## WHAT YOU SHOULD DO
Copy out the records precisely, omitting pictures.

## DATA LISTING
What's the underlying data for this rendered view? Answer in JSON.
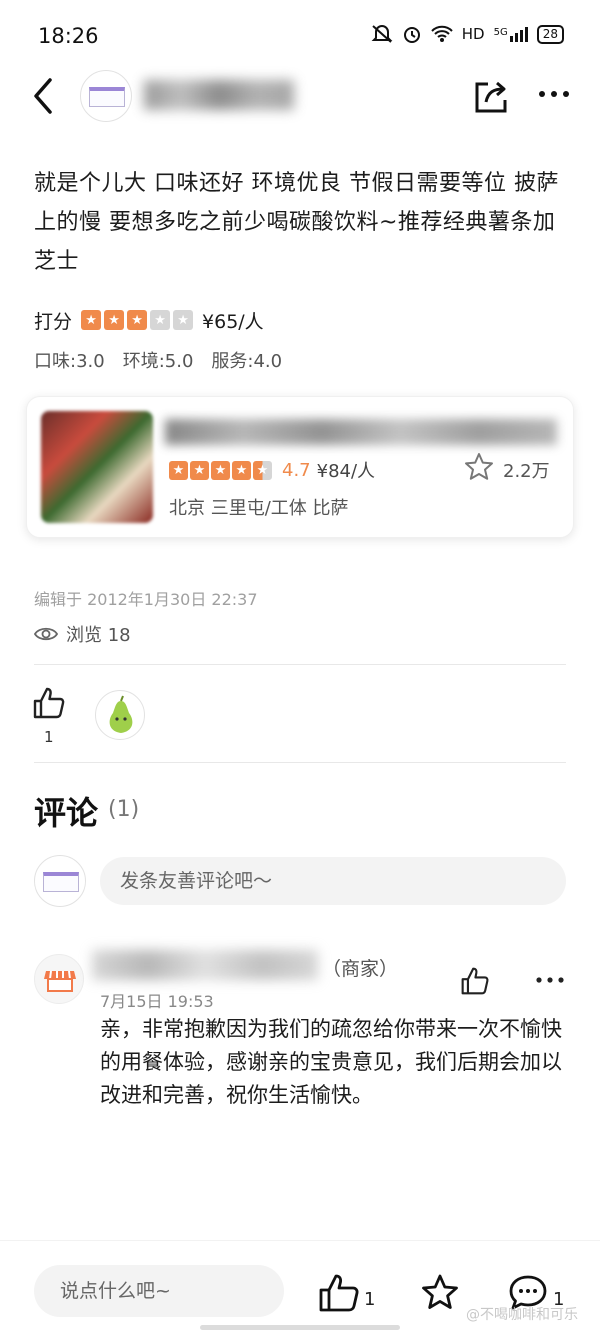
{
  "status_bar": {
    "time": "18:26",
    "network": "HD",
    "signal": "5G",
    "battery": "28"
  },
  "header": {
    "back_icon": "back-arrow-icon",
    "share_icon": "share-icon",
    "more_icon": "more-icon"
  },
  "review": {
    "text": "就是个儿大 口味还好 环境优良 节假日需要等位 披萨上的慢 要想多吃之前少喝碳酸饮料~推荐经典薯条加芝士",
    "rating_label": "打分",
    "stars": 3,
    "price": "¥65/人",
    "subscores": {
      "taste": "口味:3.0",
      "environment": "环境:5.0",
      "service": "服务:4.0"
    }
  },
  "shop": {
    "stars": 4.5,
    "score": "4.7",
    "price": "¥84/人",
    "favorites": "2.2万",
    "location": "北京 三里屯/工体 比萨"
  },
  "meta": {
    "edited": "编辑于 2012年1月30日 22:37",
    "views": "浏览 18",
    "likes": "1"
  },
  "comments": {
    "title": "评论",
    "count": "(1)",
    "input_placeholder": "发条友善评论吧～",
    "items": [
      {
        "tag": "（商家）",
        "date": "7月15日  19:53",
        "text": "亲，非常抱歉因为我们的疏忽给你带来一次不愉快的用餐体验，感谢亲的宝贵意见，我们后期会加以改进和完善，祝你生活愉快。"
      }
    ]
  },
  "bottom_bar": {
    "placeholder": "说点什么吧~",
    "like_count": "1",
    "comment_count": "1",
    "watermark": "@不喝咖啡和可乐"
  },
  "colors": {
    "accent": "#f08a4b",
    "star_off": "#d6d6d6"
  }
}
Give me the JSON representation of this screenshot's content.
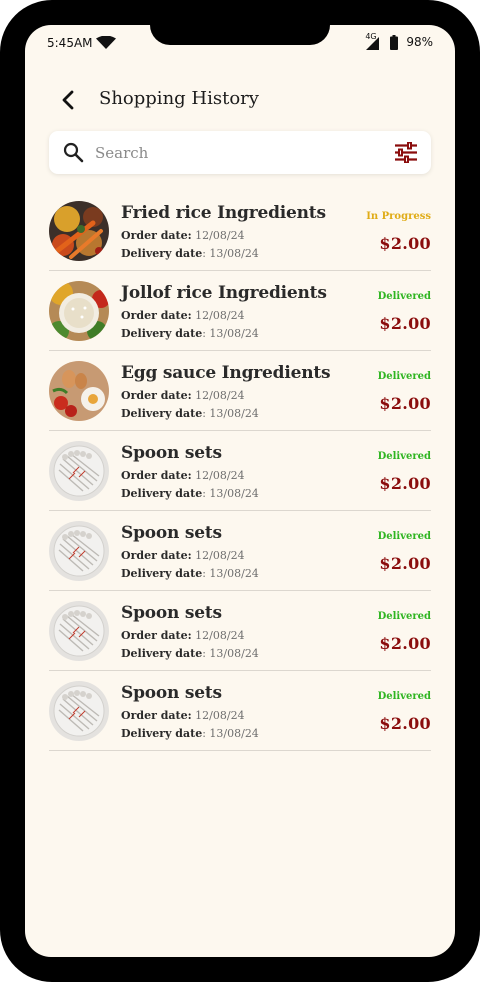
{
  "status_bar": {
    "time": "5:45AM",
    "network_label": "4G",
    "battery": "98%"
  },
  "header": {
    "title": "Shopping History"
  },
  "search": {
    "placeholder": "Search"
  },
  "labels": {
    "order_date": "Order date:",
    "delivery_date": "Delivery date"
  },
  "colors": {
    "in_progress": "#e0ac17",
    "delivered": "#2fb521",
    "price": "#8b0d0d",
    "background": "#fdf8ef"
  },
  "orders": [
    {
      "name": "Fried rice Ingredients",
      "order_date": "12/08/24",
      "delivery_date": "13/08/24",
      "status": "In Progress",
      "price": "$2.00",
      "image": "spices-image"
    },
    {
      "name": "Jollof rice Ingredients",
      "order_date": "12/08/24",
      "delivery_date": "13/08/24",
      "status": "Delivered",
      "price": "$2.00",
      "image": "rice-bowl-image"
    },
    {
      "name": "Egg sauce Ingredients",
      "order_date": "12/08/24",
      "delivery_date": "13/08/24",
      "status": "Delivered",
      "price": "$2.00",
      "image": "eggs-image"
    },
    {
      "name": "Spoon sets",
      "order_date": "12/08/24",
      "delivery_date": "13/08/24",
      "status": "Delivered",
      "price": "$2.00",
      "image": "spoons-image"
    },
    {
      "name": "Spoon sets",
      "order_date": "12/08/24",
      "delivery_date": "13/08/24",
      "status": "Delivered",
      "price": "$2.00",
      "image": "spoons-image"
    },
    {
      "name": "Spoon sets",
      "order_date": "12/08/24",
      "delivery_date": "13/08/24",
      "status": "Delivered",
      "price": "$2.00",
      "image": "spoons-image"
    },
    {
      "name": "Spoon sets",
      "order_date": "12/08/24",
      "delivery_date": "13/08/24",
      "status": "Delivered",
      "price": "$2.00",
      "image": "spoons-image"
    }
  ]
}
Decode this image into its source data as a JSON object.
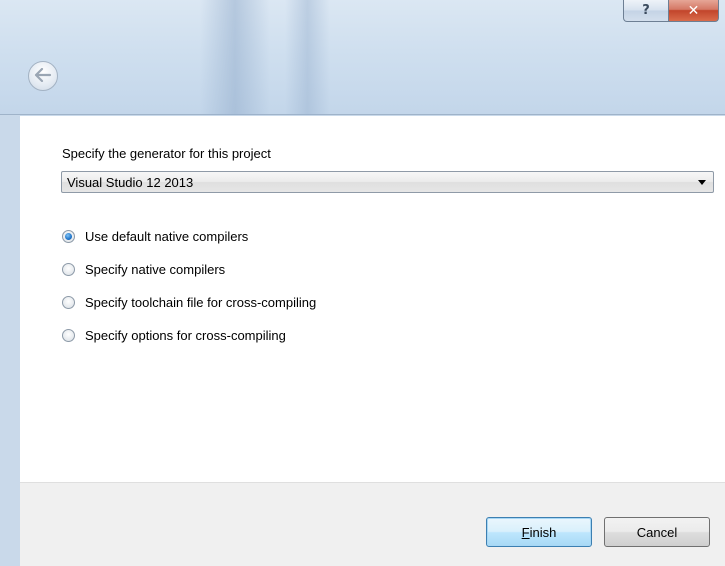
{
  "window": {
    "help_button": "?",
    "close_button": "✕"
  },
  "generator": {
    "label": "Specify the generator for this project",
    "selected": "Visual Studio 12 2013"
  },
  "compiler_options": [
    {
      "label": "Use default native compilers",
      "checked": true
    },
    {
      "label": "Specify native compilers",
      "checked": false
    },
    {
      "label": "Specify toolchain file for cross-compiling",
      "checked": false
    },
    {
      "label": "Specify options for cross-compiling",
      "checked": false
    }
  ],
  "buttons": {
    "finish_mnemonic": "F",
    "finish_rest": "inish",
    "cancel": "Cancel"
  },
  "icons": {
    "back": "back-arrow-icon",
    "dropdown": "chevron-down-icon"
  }
}
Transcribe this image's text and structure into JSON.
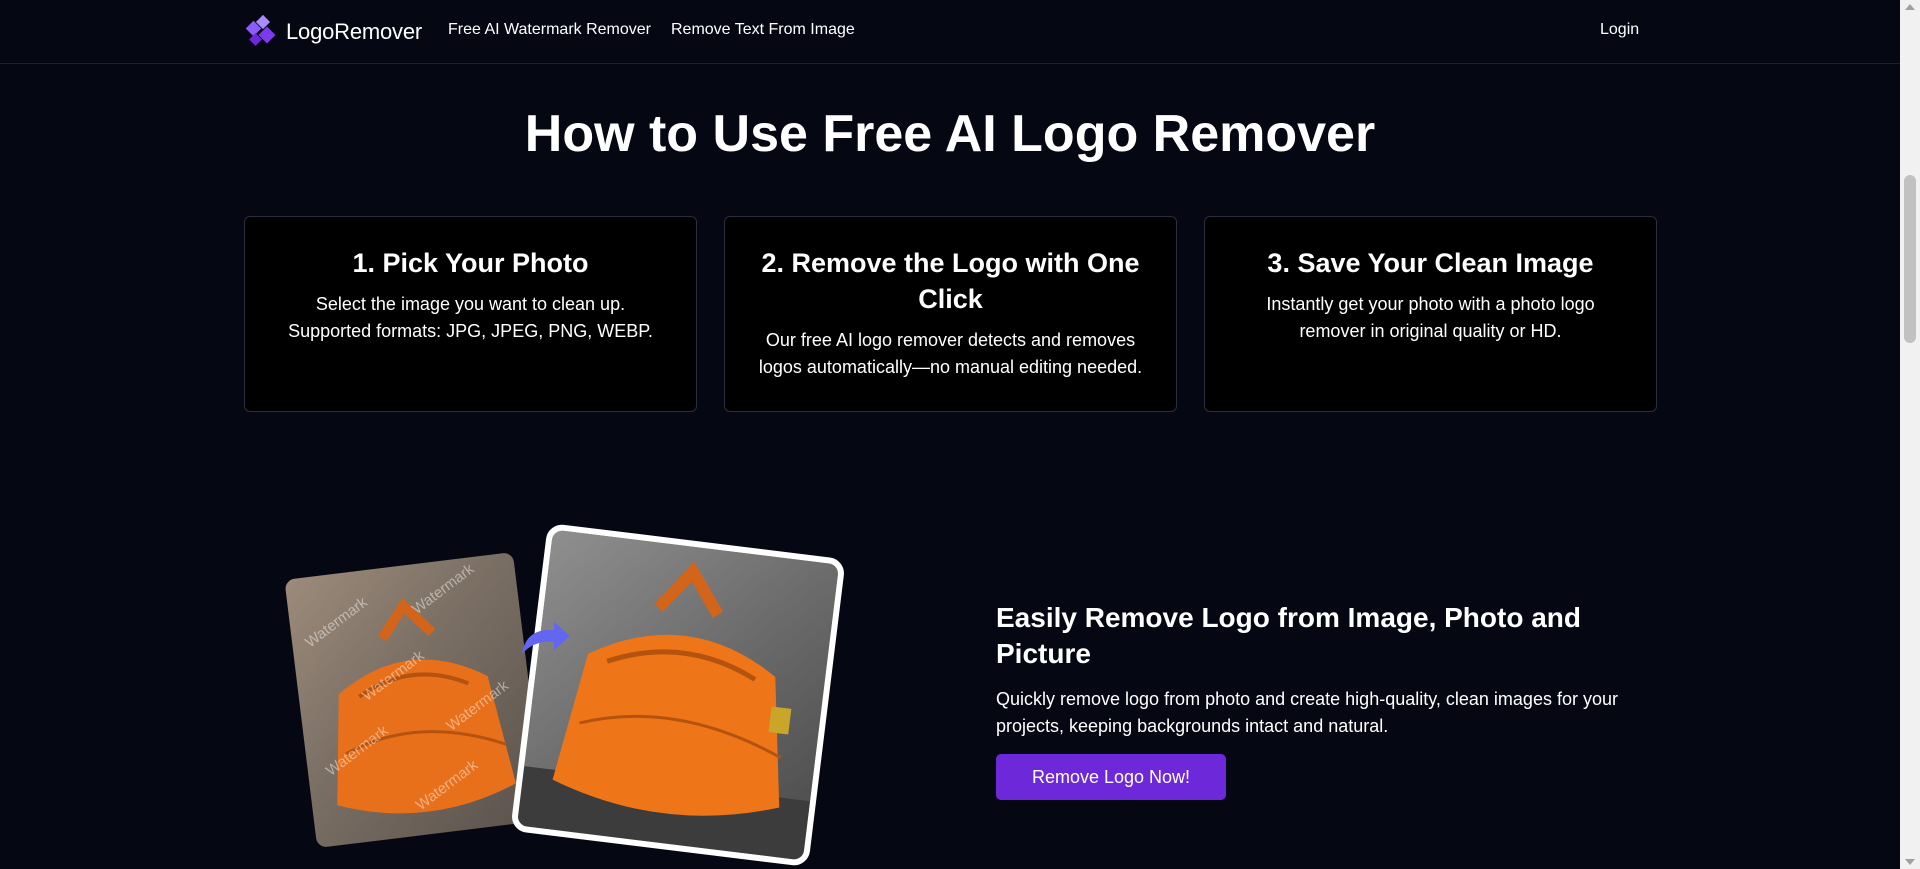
{
  "header": {
    "brand_name": "LogoRemover",
    "brand_icon": "logo-diamond-icon",
    "nav": [
      {
        "label": "Free AI Watermark Remover"
      },
      {
        "label": "Remove Text From Image"
      }
    ],
    "login_label": "Login"
  },
  "main": {
    "headline": "How to Use Free AI Logo Remover",
    "steps": [
      {
        "title": "1. Pick Your Photo",
        "description": "Select the image you want to clean up. Supported formats: JPG, JPEG, PNG, WEBP."
      },
      {
        "title": "2. Remove the Logo with One Click",
        "description": "Our free AI logo remover detects and removes logos automatically—no manual editing needed."
      },
      {
        "title": "3. Save Your Clean Image",
        "description": "Instantly get your photo with a photo logo remover in original quality or HD."
      }
    ],
    "feature": {
      "title": "Easily Remove Logo from Image, Photo and Picture",
      "description": "Quickly remove logo from photo and create high-quality, clean images for your projects, keeping backgrounds intact and natural.",
      "cta_label": "Remove Logo Now!",
      "watermark_text": "Watermark"
    }
  },
  "colors": {
    "background": "#050813",
    "accent": "#6d28d9",
    "brand_icon": "#8b5cf6",
    "bag_orange": "#e8701a"
  }
}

## EXERCISE SOLUTION
What's the underlying data for this rendered view? Answer in JSON.
{
  "status_bar": {
    "time": "18:26",
    "network": "HD",
    "signal": "5G",
    "battery": "28"
  },
  "header": {
    "back_icon": "back-arrow-icon",
    "share_icon": "share-icon",
    "more_icon": "more-icon"
  },
  "review": {
    "text": "就是个儿大 口味还好 环境优良 节假日需要等位 披萨上的慢 要想多吃之前少喝碳酸饮料~推荐经典薯条加芝士",
    "rating_label": "打分",
    "stars": 3,
    "price": "¥65/人",
    "subscores": {
      "taste": "口味:3.0",
      "environment": "环境:5.0",
      "service": "服务:4.0"
    }
  },
  "shop": {
    "stars": 4.5,
    "score": "4.7",
    "price": "¥84/人",
    "favorites": "2.2万",
    "location": "北京 三里屯/工体 比萨"
  },
  "meta": {
    "edited": "编辑于 2012年1月30日 22:37",
    "views": "浏览 18",
    "likes": "1"
  },
  "comments": {
    "title": "评论",
    "count": "(1)",
    "input_placeholder": "发条友善评论吧～",
    "items": [
      {
        "tag": "（商家）",
        "date": "7月15日  19:53",
        "text": "亲，非常抱歉因为我们的疏忽给你带来一次不愉快的用餐体验，感谢亲的宝贵意见，我们后期会加以改进和完善，祝你生活愉快。"
      }
    ]
  },
  "bottom_bar": {
    "placeholder": "说点什么吧~",
    "like_count": "1",
    "comment_count": "1",
    "watermark": "@不喝咖啡和可乐"
  },
  "colors": {
    "accent": "#f08a4b",
    "star_off": "#d6d6d6"
  }
}
Give me the JSON representation of this screenshot's content.
{
  "status_bar": {
    "time": "5:45AM",
    "network_label": "4G",
    "battery": "98%"
  },
  "header": {
    "title": "Shopping History"
  },
  "search": {
    "placeholder": "Search"
  },
  "labels": {
    "order_date": "Order date:",
    "delivery_date": "Delivery date"
  },
  "colors": {
    "in_progress": "#e0ac17",
    "delivered": "#2fb521",
    "price": "#8b0d0d",
    "background": "#fdf8ef"
  },
  "orders": [
    {
      "name": "Fried rice Ingredients",
      "order_date": "12/08/24",
      "delivery_date": "13/08/24",
      "status": "In Progress",
      "price": "$2.00",
      "image": "spices-image"
    },
    {
      "name": "Jollof rice Ingredients",
      "order_date": "12/08/24",
      "delivery_date": "13/08/24",
      "status": "Delivered",
      "price": "$2.00",
      "image": "rice-bowl-image"
    },
    {
      "name": "Egg sauce Ingredients",
      "order_date": "12/08/24",
      "delivery_date": "13/08/24",
      "status": "Delivered",
      "price": "$2.00",
      "image": "eggs-image"
    },
    {
      "name": "Spoon sets",
      "order_date": "12/08/24",
      "delivery_date": "13/08/24",
      "status": "Delivered",
      "price": "$2.00",
      "image": "spoons-image"
    },
    {
      "name": "Spoon sets",
      "order_date": "12/08/24",
      "delivery_date": "13/08/24",
      "status": "Delivered",
      "price": "$2.00",
      "image": "spoons-image"
    },
    {
      "name": "Spoon sets",
      "order_date": "12/08/24",
      "delivery_date": "13/08/24",
      "status": "Delivered",
      "price": "$2.00",
      "image": "spoons-image"
    },
    {
      "name": "Spoon sets",
      "order_date": "12/08/24",
      "delivery_date": "13/08/24",
      "status": "Delivered",
      "price": "$2.00",
      "image": "spoons-image"
    }
  ]
}
Decode this image into its source data as a JSON object.
{
  "window": {
    "help_button": "?",
    "close_button": "✕"
  },
  "generator": {
    "label": "Specify the generator for this project",
    "selected": "Visual Studio 12 2013"
  },
  "compiler_options": [
    {
      "label": "Use default native compilers",
      "checked": true
    },
    {
      "label": "Specify native compilers",
      "checked": false
    },
    {
      "label": "Specify toolchain file for cross-compiling",
      "checked": false
    },
    {
      "label": "Specify options for cross-compiling",
      "checked": false
    }
  ],
  "buttons": {
    "finish_mnemonic": "F",
    "finish_rest": "inish",
    "cancel": "Cancel"
  },
  "icons": {
    "back": "back-arrow-icon",
    "dropdown": "chevron-down-icon"
  }
}
Transcribe this image's text and structure into JSON.
{
  "header": {
    "brand_name": "LogoRemover",
    "brand_icon": "logo-diamond-icon",
    "nav": [
      {
        "label": "Free AI Watermark Remover"
      },
      {
        "label": "Remove Text From Image"
      }
    ],
    "login_label": "Login"
  },
  "main": {
    "headline": "How to Use Free AI Logo Remover",
    "steps": [
      {
        "title": "1. Pick Your Photo",
        "description": "Select the image you want to clean up. Supported formats: JPG, JPEG, PNG, WEBP."
      },
      {
        "title": "2. Remove the Logo with One Click",
        "description": "Our free AI logo remover detects and removes logos automatically—no manual editing needed."
      },
      {
        "title": "3. Save Your Clean Image",
        "description": "Instantly get your photo with a photo logo remover in original quality or HD."
      }
    ],
    "feature": {
      "title": "Easily Remove Logo from Image, Photo and Picture",
      "description": "Quickly remove logo from photo and create high-quality, clean images for your projects, keeping backgrounds intact and natural.",
      "cta_label": "Remove Logo Now!",
      "watermark_text": "Watermark"
    }
  },
  "colors": {
    "background": "#050813",
    "accent": "#6d28d9",
    "brand_icon": "#8b5cf6",
    "bag_orange": "#e8701a"
  }
}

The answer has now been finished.